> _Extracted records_
======

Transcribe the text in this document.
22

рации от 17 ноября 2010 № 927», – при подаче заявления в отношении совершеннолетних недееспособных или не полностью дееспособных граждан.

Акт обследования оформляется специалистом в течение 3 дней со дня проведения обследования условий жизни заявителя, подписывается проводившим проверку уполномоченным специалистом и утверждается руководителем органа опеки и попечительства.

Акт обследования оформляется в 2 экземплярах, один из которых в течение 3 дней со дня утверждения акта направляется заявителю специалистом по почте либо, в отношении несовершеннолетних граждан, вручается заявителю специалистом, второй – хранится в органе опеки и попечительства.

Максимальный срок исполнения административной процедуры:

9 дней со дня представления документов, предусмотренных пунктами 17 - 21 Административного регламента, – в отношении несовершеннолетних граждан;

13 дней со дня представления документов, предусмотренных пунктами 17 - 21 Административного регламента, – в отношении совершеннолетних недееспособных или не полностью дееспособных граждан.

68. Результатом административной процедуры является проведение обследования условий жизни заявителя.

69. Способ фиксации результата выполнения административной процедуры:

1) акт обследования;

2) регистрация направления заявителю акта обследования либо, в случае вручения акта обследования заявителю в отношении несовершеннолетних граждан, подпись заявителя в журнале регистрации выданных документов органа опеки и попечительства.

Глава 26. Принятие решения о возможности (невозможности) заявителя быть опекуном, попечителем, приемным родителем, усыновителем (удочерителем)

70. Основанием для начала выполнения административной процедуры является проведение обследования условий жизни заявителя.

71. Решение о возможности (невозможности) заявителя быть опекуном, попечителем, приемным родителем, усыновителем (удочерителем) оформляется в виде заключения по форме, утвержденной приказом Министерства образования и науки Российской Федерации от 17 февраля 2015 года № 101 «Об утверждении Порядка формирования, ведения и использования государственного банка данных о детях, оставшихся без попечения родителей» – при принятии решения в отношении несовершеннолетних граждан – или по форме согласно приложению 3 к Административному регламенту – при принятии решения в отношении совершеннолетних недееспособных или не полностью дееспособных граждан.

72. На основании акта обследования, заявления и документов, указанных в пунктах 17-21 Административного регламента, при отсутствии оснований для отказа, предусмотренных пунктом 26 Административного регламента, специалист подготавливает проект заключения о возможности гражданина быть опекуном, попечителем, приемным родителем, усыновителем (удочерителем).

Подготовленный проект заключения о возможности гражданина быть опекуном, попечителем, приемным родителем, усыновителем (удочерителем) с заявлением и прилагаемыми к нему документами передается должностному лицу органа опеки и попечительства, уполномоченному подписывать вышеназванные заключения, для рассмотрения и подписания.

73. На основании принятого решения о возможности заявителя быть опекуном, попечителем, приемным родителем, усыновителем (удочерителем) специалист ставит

======

In the listing, find each line with the string "органа" and copy it.

> _Exercise output_
Акт обследования оформляется специалистом в течение 3 дней со дня проведения обследования условий жизни заявителя, подписывается проводившим проверку уполномоченным специалистом и утверждается руководителем органа опеки и попечительства.
2) регистрация направления заявителю акта обследования либо, в случае вручения акта обследования заявителю в отношении несовершеннолетних граждан, подпись заявителя в журнале регистрации выданных документов органа опеки и попечительства.
Подготовленный проект заключения о возможности гражданина быть опекуном, попечителем, приемным родителем, усыновителем (удочерителем) с заявлением и прилагаемыми к нему документами передается должностному лицу органа опеки и попечительства, уполномоченному подписывать вышеназванные заключения, для рассмотрения и подписания.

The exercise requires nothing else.